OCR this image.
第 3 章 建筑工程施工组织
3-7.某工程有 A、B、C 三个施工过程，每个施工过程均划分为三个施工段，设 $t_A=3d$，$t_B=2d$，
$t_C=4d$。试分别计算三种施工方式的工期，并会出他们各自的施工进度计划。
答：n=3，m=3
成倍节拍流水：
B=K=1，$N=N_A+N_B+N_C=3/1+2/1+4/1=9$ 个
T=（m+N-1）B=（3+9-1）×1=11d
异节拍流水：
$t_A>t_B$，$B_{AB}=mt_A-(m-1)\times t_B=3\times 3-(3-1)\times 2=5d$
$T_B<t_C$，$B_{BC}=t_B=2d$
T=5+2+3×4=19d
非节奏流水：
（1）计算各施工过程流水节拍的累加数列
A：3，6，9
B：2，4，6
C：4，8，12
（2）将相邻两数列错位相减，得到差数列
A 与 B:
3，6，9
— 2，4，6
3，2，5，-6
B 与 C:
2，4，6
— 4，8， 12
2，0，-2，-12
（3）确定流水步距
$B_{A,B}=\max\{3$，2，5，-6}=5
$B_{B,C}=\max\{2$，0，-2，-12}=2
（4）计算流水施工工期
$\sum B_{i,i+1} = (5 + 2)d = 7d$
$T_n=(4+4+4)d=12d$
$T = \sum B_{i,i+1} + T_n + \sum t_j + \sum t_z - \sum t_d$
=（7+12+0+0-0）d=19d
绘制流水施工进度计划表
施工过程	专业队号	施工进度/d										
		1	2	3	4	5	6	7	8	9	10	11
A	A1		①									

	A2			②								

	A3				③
-----
● EXERCISE OBJECTIVE: Each line of the material should be echoed exactly.

● ANSWER TO THE EXERCISE:
OCR this image.
第 3 章 建筑工程施工组织
3-7.某工程有 A、B、C 三个施工过程，每个施工过程均划分为三个施工段，设 $t_A=3d$，$t_B=2d$，
$t_C=4d$。试分别计算三种施工方式的工期，并会出他们各自的施工进度计划。
答：n=3，m=3
成倍节拍流水：
B=K=1，$N=N_A+N_B+N_C=3/1+2/1+4/1=9$ 个
T=（m+N-1）B=（3+9-1）×1=11d
异节拍流水：
$t_A>t_B$，$B_{AB}=mt_A-(m-1)\times t_B=3\times 3-(3-1)\times 2=5d$
$T_B<t_C$，$B_{BC}=t_B=2d$
T=5+2+3×4=19d
非节奏流水：
（1）计算各施工过程流水节拍的累加数列
A：3，6，9
B：2，4，6
C：4，8，12
（2）将相邻两数列错位相减，得到差数列
A 与 B:
3，6，9
— 2，4，6
3，2，5，-6
B 与 C:
2，4，6
— 4，8， 12
2，0，-2，-12
（3）确定流水步距
$B_{A,B}=\max\{3$，2，5，-6}=5
$B_{B,C}=\max\{2$，0，-2，-12}=2
（4）计算流水施工工期
$\sum B_{i,i+1} = (5 + 2)d = 7d$
$T_n=(4+4+4)d=12d$
$T = \sum B_{i,i+1} + T_n + \sum t_j + \sum t_z - \sum t_d$
=（7+12+0+0-0）d=19d
绘制流水施工进度计划表
施工过程	专业队号	施工进度/d										
		1	2	3	4	5	6	7	8	9	10	11
A	A1		①									

	A2			②								

	A3				③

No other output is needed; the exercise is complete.